— BRIEF —
Show all lines from the data that include the word "Conferência".
## BEGIN DATASET EXCERPTS
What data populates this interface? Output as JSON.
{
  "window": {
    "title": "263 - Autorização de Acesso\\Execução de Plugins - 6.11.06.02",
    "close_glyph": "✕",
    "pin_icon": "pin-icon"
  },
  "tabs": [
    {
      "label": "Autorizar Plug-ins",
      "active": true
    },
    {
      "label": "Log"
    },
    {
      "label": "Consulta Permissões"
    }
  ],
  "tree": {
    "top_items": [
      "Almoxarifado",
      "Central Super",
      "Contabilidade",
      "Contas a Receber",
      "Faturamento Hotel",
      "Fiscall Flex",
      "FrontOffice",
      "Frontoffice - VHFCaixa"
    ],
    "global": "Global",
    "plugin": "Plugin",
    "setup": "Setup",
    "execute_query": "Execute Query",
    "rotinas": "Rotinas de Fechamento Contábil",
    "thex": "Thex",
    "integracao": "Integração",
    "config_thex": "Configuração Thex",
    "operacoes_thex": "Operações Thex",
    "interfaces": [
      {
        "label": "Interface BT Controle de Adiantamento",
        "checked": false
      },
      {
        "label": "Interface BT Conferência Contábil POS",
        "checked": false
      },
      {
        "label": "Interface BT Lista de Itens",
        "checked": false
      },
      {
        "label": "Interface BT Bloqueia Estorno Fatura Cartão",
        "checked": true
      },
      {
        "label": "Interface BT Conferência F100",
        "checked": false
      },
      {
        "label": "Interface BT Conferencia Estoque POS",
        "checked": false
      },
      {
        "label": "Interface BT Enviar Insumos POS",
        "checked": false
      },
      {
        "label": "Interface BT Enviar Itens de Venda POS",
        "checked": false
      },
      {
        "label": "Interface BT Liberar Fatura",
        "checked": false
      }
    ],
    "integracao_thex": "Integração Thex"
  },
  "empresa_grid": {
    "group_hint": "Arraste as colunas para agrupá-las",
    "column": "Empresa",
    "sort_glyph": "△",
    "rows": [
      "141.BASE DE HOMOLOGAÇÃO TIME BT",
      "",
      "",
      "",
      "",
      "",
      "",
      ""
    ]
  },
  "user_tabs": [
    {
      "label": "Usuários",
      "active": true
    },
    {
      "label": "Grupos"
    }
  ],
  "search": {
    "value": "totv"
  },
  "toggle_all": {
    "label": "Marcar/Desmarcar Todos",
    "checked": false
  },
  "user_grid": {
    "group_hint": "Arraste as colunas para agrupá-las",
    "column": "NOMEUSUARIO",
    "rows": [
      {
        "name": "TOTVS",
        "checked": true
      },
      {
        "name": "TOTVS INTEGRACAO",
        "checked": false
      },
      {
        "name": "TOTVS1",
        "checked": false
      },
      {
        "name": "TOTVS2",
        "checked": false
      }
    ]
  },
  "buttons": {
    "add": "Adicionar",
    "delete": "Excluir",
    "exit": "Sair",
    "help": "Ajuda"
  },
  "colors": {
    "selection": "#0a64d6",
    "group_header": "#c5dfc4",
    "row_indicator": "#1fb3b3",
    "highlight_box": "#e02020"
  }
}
## END DATASET EXCERPTS
— OUTPUT OF THE TASK —
        "label": "Interface BT Conferência Contábil POS",
        "label": "Interface BT Conferência F100",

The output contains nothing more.